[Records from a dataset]
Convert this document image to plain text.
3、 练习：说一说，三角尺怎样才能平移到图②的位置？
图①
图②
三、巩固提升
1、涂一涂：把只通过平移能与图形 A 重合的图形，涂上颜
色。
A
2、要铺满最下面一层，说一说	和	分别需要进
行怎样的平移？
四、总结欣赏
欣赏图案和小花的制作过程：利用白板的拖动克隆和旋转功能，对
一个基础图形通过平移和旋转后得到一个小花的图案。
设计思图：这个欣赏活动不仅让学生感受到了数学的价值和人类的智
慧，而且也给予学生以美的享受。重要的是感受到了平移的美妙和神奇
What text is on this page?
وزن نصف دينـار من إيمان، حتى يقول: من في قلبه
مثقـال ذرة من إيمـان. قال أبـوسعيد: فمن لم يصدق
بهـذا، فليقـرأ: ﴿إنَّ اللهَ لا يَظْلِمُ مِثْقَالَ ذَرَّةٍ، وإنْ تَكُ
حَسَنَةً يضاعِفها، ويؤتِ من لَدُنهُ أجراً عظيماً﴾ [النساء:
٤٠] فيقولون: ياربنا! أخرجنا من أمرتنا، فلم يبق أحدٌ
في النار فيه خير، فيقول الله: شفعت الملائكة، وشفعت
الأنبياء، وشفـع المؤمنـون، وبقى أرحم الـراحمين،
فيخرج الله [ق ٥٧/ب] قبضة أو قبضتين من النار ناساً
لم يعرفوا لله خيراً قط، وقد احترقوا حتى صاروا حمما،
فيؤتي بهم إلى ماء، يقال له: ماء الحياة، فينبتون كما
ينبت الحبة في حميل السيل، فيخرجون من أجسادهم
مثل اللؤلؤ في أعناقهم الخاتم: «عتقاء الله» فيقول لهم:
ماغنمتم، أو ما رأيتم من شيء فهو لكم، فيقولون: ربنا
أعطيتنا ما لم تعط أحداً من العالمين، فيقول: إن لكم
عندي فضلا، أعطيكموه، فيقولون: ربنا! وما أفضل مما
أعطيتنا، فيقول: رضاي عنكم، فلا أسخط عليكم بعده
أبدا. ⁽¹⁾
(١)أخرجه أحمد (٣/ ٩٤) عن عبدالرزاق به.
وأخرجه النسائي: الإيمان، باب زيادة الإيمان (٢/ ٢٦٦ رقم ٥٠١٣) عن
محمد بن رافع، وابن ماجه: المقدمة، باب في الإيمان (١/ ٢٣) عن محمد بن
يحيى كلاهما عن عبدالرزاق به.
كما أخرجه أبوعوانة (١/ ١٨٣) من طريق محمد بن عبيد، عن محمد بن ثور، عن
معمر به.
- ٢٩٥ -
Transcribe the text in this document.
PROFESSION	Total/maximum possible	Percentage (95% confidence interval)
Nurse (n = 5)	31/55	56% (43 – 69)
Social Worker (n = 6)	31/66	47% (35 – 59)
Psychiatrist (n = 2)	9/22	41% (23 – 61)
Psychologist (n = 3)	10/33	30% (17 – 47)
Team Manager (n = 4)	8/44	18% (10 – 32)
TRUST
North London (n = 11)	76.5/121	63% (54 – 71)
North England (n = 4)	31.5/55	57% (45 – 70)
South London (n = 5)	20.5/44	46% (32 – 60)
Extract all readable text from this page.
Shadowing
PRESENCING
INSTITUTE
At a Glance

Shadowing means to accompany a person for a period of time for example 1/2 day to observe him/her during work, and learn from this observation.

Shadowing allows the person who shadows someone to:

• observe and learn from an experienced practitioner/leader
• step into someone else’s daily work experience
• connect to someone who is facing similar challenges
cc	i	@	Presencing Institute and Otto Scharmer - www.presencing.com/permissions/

• **Aim**:
Extract every line that has the string "text" in it.

• **Correct answer**:
Convert this document image to plain text.
What text is on this page?
Transcribe the text in this document.
Extract all readable text from this page.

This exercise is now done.